## Task brief
Restate the records below word for word.

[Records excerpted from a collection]
####

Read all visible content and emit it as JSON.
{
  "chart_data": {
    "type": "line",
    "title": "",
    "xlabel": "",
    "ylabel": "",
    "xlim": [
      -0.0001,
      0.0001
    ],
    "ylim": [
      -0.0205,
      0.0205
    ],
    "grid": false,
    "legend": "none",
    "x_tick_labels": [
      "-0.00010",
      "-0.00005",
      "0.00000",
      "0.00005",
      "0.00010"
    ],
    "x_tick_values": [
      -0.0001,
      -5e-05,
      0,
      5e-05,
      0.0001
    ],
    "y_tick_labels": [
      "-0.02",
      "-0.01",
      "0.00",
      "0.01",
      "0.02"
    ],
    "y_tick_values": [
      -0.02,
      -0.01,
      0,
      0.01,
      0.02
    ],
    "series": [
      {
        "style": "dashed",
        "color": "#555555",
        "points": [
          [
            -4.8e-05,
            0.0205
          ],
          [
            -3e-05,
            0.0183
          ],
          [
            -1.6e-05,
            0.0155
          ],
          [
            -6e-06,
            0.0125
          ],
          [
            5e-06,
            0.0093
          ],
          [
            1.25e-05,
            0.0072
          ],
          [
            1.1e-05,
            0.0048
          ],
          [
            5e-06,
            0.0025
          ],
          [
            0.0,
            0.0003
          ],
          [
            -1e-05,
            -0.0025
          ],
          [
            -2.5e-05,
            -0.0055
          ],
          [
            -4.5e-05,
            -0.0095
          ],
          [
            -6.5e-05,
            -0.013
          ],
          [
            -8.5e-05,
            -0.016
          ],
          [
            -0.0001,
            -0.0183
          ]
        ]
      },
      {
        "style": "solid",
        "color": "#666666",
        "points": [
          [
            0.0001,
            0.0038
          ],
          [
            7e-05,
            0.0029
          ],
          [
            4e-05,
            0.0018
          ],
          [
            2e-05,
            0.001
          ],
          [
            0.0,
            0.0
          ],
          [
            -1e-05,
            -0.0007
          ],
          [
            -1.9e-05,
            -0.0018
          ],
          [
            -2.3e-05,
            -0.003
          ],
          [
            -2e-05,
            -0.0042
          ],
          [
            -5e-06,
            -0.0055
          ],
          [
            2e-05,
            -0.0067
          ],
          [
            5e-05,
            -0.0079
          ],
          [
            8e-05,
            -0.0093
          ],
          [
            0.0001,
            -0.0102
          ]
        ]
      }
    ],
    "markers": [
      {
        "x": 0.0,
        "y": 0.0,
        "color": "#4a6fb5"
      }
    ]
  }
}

####

## Exercise solution
Read all visible content and emit it as JSON.
{
  "chart_data": {
    "type": "line",
    "title": "",
    "xlabel": "",
    "ylabel": "",
    "xlim": [
      -0.0001,
      0.0001
    ],
    "ylim": [
      -0.0205,
      0.0205
    ],
    "grid": false,
    "legend": "none",
    "x_tick_labels": [
      "-0.00010",
      "-0.00005",
      "0.00000",
      "0.00005",
      "0.00010"
    ],
    "x_tick_values": [
      -0.0001,
      -5e-05,
      0,
      5e-05,
      0.0001
    ],
    "y_tick_labels": [
      "-0.02",
      "-0.01",
      "0.00",
      "0.01",
      "0.02"
    ],
    "y_tick_values": [
      -0.02,
      -0.01,
      0,
      0.01,
      0.02
    ],
    "series": [
      {
        "style": "dashed",
        "color": "#555555",
        "points": [
          [
            -4.8e-05,
            0.0205
          ],
          [
            -3e-05,
            0.0183
          ],
          [
            -1.6e-05,
            0.0155
          ],
          [
            -6e-06,
            0.0125
          ],
          [
            5e-06,
            0.0093
          ],
          [
            1.25e-05,
            0.0072
          ],
          [
            1.1e-05,
            0.0048
          ],
          [
            5e-06,
            0.0025
          ],
          [
            0.0,
            0.0003
          ],
          [
            -1e-05,
            -0.0025
          ],
          [
            -2.5e-05,
            -0.0055
          ],
          [
            -4.5e-05,
            -0.0095
          ],
          [
            -6.5e-05,
            -0.013
          ],
          [
            -8.5e-05,
            -0.016
          ],
          [
            -0.0001,
            -0.0183
          ]
        ]
      },
      {
        "style": "solid",
        "color": "#666666",
        "points": [
          [
            0.0001,
            0.0038
          ],
          [
            7e-05,
            0.0029
          ],
          [
            4e-05,
            0.0018
          ],
          [
            2e-05,
            0.001
          ],
          [
            0.0,
            0.0
          ],
          [
            -1e-05,
            -0.0007
          ],
          [
            -1.9e-05,
            -0.0018
          ],
          [
            -2.3e-05,
            -0.003
          ],
          [
            -2e-05,
            -0.0042
          ],
          [
            -5e-06,
            -0.0055
          ],
          [
            2e-05,
            -0.0067
          ],
          [
            5e-05,
            -0.0079
          ],
          [
            8e-05,
            -0.0093
          ],
          [
            0.0001,
            -0.0102
          ]
        ]
      }
    ],
    "markers": [
      {
        "x": 0.0,
        "y": 0.0,
        "color": "#4a6fb5"
      }
    ]
  }
}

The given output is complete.